• _Task directions_
Set down each line of the material that follows, exactly, with no pictures.

• _Supplied material_
----

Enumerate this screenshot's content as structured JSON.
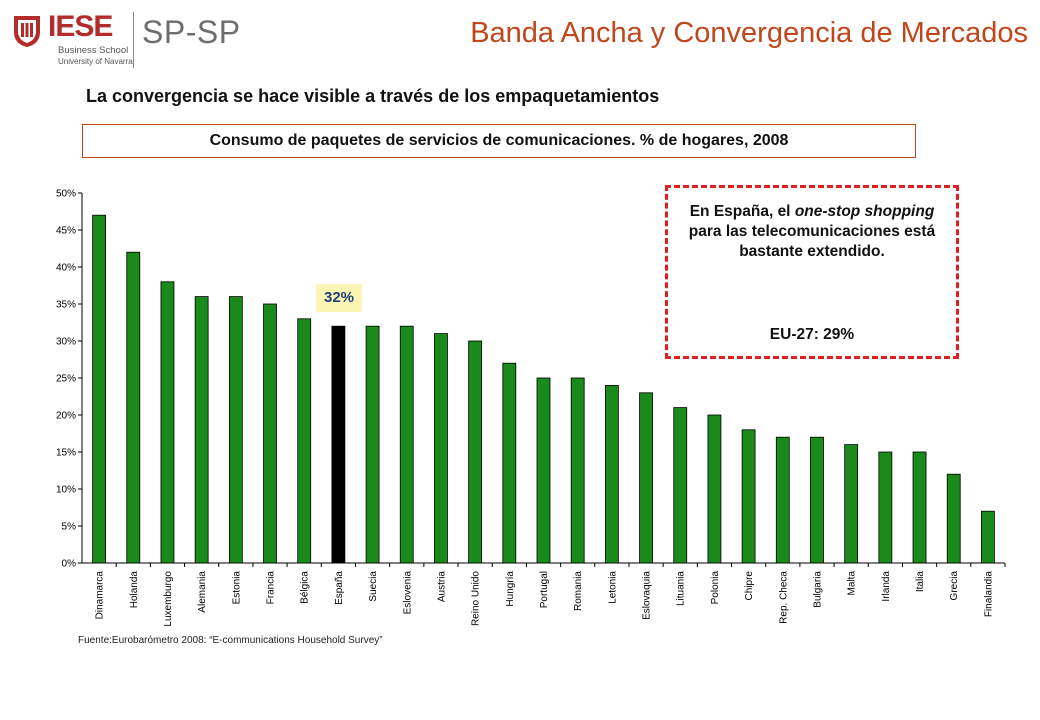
{
  "header": {
    "logo_text": "IESE",
    "logo_sub1": "Business School",
    "logo_sub2": "University of Navarra",
    "logo_spsp": "SP-SP",
    "title": "Banda Ancha y Convergencia de Mercados"
  },
  "subtitle": "La convergencia se hace visible a través de los empaquetamientos",
  "chart_box_title": "Consumo de paquetes de servicios de comunicaciones. % de hogares, 2008",
  "callout": {
    "text_parts": [
      "En España, el ",
      "one-stop shopping",
      " para las telecomunicaciones está bastante extendido."
    ],
    "eu": "EU-27: 29%"
  },
  "highlight_label": "32%",
  "source": "Fuente:Eurobarómetro 2008: “E-communications Household Survey”",
  "colors": {
    "bar": "#1a8a1a",
    "highlight_bar": "#000000",
    "title": "#c0461c",
    "callout_border": "#e02020",
    "label_bg": "#fcf6b4"
  },
  "chart_data": {
    "type": "bar",
    "title": "Consumo de paquetes de servicios de comunicaciones. % de hogares, 2008",
    "categories": [
      "Dinamarca",
      "Holanda",
      "Luxemburgo",
      "Alemania",
      "Estonia",
      "Francia",
      "Bélgica",
      "España",
      "Suecia",
      "Eslovenia",
      "Austria",
      "Reino Unido",
      "Hungría",
      "Portugal",
      "Romania",
      "Letonia",
      "Eslovaquia",
      "Lituania",
      "Polonia",
      "Chipre",
      "Rep. Checa",
      "Bulgaria",
      "Malta",
      "Irlanda",
      "Italia",
      "Grecia",
      "Finalandia"
    ],
    "values": [
      47,
      42,
      38,
      36,
      36,
      35,
      33,
      32,
      32,
      32,
      31,
      30,
      27,
      25,
      25,
      24,
      23,
      21,
      20,
      18,
      17,
      17,
      16,
      15,
      15,
      12,
      7
    ],
    "highlight_category": "España",
    "ylim": [
      0,
      50
    ],
    "yticks": [
      "0%",
      "5%",
      "10%",
      "15%",
      "20%",
      "25%",
      "30%",
      "35%",
      "40%",
      "45%",
      "50%"
    ],
    "xlabel": "",
    "ylabel": "",
    "grid": false
  }
}
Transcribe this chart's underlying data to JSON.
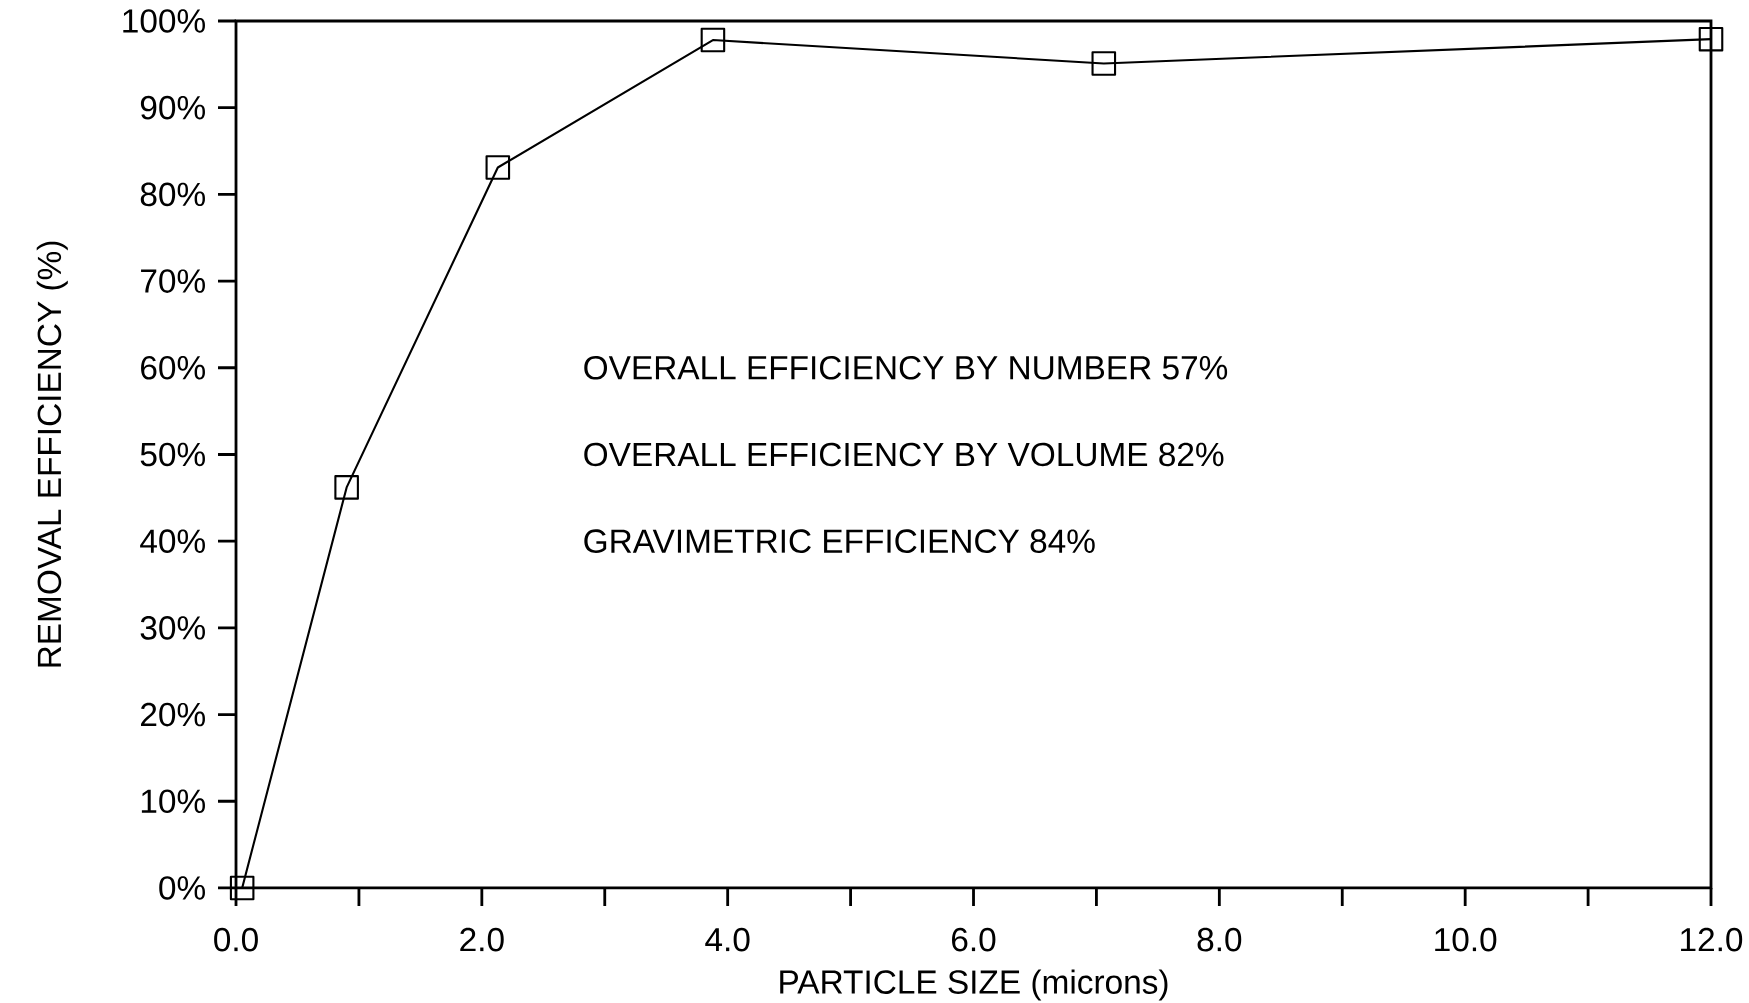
{
  "chart_data": {
    "type": "line",
    "xlabel": "PARTICLE SIZE (microns)",
    "ylabel": "REMOVAL EFFICIENCY (%)",
    "x": [
      0.05,
      0.9,
      2.13,
      3.88,
      7.06,
      12.0
    ],
    "series": [
      {
        "color": "#000000",
        "values": [
          0,
          46.2,
          83.1,
          97.8,
          95.1,
          97.9
        ]
      }
    ],
    "xlim": [
      0,
      12
    ],
    "ylim": [
      0,
      100
    ],
    "xticks": [
      {
        "value": 0,
        "label": "0.0"
      },
      {
        "value": 2,
        "label": "2.0"
      },
      {
        "value": 4,
        "label": "4.0"
      },
      {
        "value": 6,
        "label": "6.0"
      },
      {
        "value": 8,
        "label": "8.0"
      },
      {
        "value": 10,
        "label": "10.0"
      },
      {
        "value": 12,
        "label": "12.0"
      }
    ],
    "yticks": [
      {
        "value": 0,
        "label": "0%"
      },
      {
        "value": 10,
        "label": "10%"
      },
      {
        "value": 20,
        "label": "20%"
      },
      {
        "value": 30,
        "label": "30%"
      },
      {
        "value": 40,
        "label": "40%"
      },
      {
        "value": 50,
        "label": "50%"
      },
      {
        "value": 60,
        "label": "60%"
      },
      {
        "value": 70,
        "label": "70%"
      },
      {
        "value": 80,
        "label": "80%"
      },
      {
        "value": 90,
        "label": "90%"
      },
      {
        "value": 100,
        "label": "100%"
      }
    ],
    "annotations": [
      "OVERALL EFFICIENCY BY NUMBER 57%",
      "OVERALL EFFICIENCY BY VOLUME 82%",
      "GRAVIMETRIC EFFICIENCY 84%"
    ],
    "grid": false,
    "marker": "square",
    "line_style": "solid"
  }
}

----

• _Full output_
Enumerate this screenshot's content as structured JSON.
{
  "header": {
    "logo_text": "IESE",
    "logo_sub1": "Business School",
    "logo_sub2": "University of Navarra",
    "logo_spsp": "SP-SP",
    "title": "Banda Ancha y Convergencia de Mercados"
  },
  "subtitle": "La convergencia se hace visible a través de los empaquetamientos",
  "chart_box_title": "Consumo de paquetes de servicios de comunicaciones. % de hogares, 2008",
  "callout": {
    "text_parts": [
      "En España, el ",
      "one-stop shopping",
      " para las telecomunicaciones está bastante extendido."
    ],
    "eu": "EU-27: 29%"
  },
  "highlight_label": "32%",
  "source": "Fuente:Eurobarómetro 2008: “E-communications Household Survey”",
  "colors": {
    "bar": "#1a8a1a",
    "highlight_bar": "#000000",
    "title": "#c0461c",
    "callout_border": "#e02020",
    "label_bg": "#fcf6b4"
  },
  "chart_data": {
    "type": "bar",
    "title": "Consumo de paquetes de servicios de comunicaciones. % de hogares, 2008",
    "categories": [
      "Dinamarca",
      "Holanda",
      "Luxemburgo",
      "Alemania",
      "Estonia",
      "Francia",
      "Bélgica",
      "España",
      "Suecia",
      "Eslovenia",
      "Austria",
      "Reino Unido",
      "Hungría",
      "Portugal",
      "Romania",
      "Letonia",
      "Eslovaquia",
      "Lituania",
      "Polonia",
      "Chipre",
      "Rep. Checa",
      "Bulgaria",
      "Malta",
      "Irlanda",
      "Italia",
      "Grecia",
      "Finalandia"
    ],
    "values": [
      47,
      42,
      38,
      36,
      36,
      35,
      33,
      32,
      32,
      32,
      31,
      30,
      27,
      25,
      25,
      24,
      23,
      21,
      20,
      18,
      17,
      17,
      16,
      15,
      15,
      12,
      7
    ],
    "highlight_category": "España",
    "ylim": [
      0,
      50
    ],
    "yticks": [
      "0%",
      "5%",
      "10%",
      "15%",
      "20%",
      "25%",
      "30%",
      "35%",
      "40%",
      "45%",
      "50%"
    ],
    "xlabel": "",
    "ylabel": "",
    "grid": false
  }
}
Transcribe this chart's underlying data to JSON.
{
  "chart_data": {
    "type": "line",
    "xlabel": "PARTICLE SIZE (microns)",
    "ylabel": "REMOVAL EFFICIENCY (%)",
    "x": [
      0.05,
      0.9,
      2.13,
      3.88,
      7.06,
      12.0
    ],
    "series": [
      {
        "color": "#000000",
        "values": [
          0,
          46.2,
          83.1,
          97.8,
          95.1,
          97.9
        ]
      }
    ],
    "xlim": [
      0,
      12
    ],
    "ylim": [
      0,
      100
    ],
    "xticks": [
      {
        "value": 0,
        "label": "0.0"
      },
      {
        "value": 2,
        "label": "2.0"
      },
      {
        "value": 4,
        "label": "4.0"
      },
      {
        "value": 6,
        "label": "6.0"
      },
      {
        "value": 8,
        "label": "8.0"
      },
      {
        "value": 10,
        "label": "10.0"
      },
      {
        "value": 12,
        "label": "12.0"
      }
    ],
    "yticks": [
      {
        "value": 0,
        "label": "0%"
      },
      {
        "value": 10,
        "label": "10%"
      },
      {
        "value": 20,
        "label": "20%"
      },
      {
        "value": 30,
        "label": "30%"
      },
      {
        "value": 40,
        "label": "40%"
      },
      {
        "value": 50,
        "label": "50%"
      },
      {
        "value": 60,
        "label": "60%"
      },
      {
        "value": 70,
        "label": "70%"
      },
      {
        "value": 80,
        "label": "80%"
      },
      {
        "value": 90,
        "label": "90%"
      },
      {
        "value": 100,
        "label": "100%"
      }
    ],
    "annotations": [
      "OVERALL EFFICIENCY BY NUMBER 57%",
      "OVERALL EFFICIENCY BY VOLUME 82%",
      "GRAVIMETRIC EFFICIENCY 84%"
    ],
    "grid": false,
    "marker": "square",
    "line_style": "solid"
  }
}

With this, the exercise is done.